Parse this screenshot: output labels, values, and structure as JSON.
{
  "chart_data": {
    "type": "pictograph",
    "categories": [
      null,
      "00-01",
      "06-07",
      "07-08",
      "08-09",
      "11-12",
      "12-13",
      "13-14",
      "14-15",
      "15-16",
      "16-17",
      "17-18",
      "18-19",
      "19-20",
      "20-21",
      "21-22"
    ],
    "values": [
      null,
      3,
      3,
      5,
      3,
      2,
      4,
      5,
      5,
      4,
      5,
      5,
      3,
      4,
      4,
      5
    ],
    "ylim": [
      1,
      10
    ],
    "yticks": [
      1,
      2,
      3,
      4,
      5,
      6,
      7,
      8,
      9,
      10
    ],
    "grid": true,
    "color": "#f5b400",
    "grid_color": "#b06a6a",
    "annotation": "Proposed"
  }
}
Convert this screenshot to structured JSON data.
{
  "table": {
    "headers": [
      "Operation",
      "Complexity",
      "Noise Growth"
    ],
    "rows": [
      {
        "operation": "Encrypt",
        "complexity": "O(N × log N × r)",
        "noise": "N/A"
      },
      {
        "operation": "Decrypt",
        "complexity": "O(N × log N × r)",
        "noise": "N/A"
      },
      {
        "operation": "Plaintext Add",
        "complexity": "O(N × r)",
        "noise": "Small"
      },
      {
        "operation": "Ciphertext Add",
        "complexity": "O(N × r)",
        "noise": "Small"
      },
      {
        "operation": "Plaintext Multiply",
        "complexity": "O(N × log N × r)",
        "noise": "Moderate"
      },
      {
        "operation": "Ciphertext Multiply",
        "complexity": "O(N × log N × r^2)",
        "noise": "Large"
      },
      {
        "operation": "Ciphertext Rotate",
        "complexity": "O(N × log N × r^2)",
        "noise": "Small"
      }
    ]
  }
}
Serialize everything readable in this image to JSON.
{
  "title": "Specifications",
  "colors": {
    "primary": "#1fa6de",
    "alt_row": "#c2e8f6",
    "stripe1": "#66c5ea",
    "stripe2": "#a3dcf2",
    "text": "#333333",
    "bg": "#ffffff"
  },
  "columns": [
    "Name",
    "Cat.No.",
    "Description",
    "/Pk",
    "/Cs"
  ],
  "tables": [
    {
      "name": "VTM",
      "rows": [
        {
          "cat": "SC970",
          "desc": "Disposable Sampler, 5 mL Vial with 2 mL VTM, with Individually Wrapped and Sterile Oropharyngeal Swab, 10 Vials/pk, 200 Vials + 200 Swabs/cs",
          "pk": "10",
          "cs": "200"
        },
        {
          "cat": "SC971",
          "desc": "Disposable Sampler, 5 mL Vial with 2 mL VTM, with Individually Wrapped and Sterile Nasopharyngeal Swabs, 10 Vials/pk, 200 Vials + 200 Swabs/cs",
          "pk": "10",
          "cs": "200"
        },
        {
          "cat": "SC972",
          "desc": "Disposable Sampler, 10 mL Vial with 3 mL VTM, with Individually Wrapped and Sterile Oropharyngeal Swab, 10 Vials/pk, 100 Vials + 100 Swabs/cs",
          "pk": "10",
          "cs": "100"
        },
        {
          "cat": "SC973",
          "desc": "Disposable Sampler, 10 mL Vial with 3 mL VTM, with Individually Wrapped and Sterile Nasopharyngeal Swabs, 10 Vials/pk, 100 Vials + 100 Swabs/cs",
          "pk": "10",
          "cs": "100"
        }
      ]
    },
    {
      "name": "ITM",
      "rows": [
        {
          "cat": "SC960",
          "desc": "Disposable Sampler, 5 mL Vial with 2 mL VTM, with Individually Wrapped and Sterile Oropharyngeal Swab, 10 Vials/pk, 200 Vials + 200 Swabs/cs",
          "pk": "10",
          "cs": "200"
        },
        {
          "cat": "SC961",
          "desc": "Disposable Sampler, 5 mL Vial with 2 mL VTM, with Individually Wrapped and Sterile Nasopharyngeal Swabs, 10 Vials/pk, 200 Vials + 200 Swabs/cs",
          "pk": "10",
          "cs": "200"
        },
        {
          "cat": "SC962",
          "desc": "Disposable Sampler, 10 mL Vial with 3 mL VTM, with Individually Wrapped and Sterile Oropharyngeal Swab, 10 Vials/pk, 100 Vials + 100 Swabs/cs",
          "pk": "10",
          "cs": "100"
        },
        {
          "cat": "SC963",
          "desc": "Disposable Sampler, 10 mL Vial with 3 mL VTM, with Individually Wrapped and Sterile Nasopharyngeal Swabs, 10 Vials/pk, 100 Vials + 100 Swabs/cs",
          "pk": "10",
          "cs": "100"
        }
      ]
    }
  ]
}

────────────────────────────────────────

> **Exercise**: Provide only the count of lines in the material above that hold the word "Plaintext".

> **Response to this exercise**: 2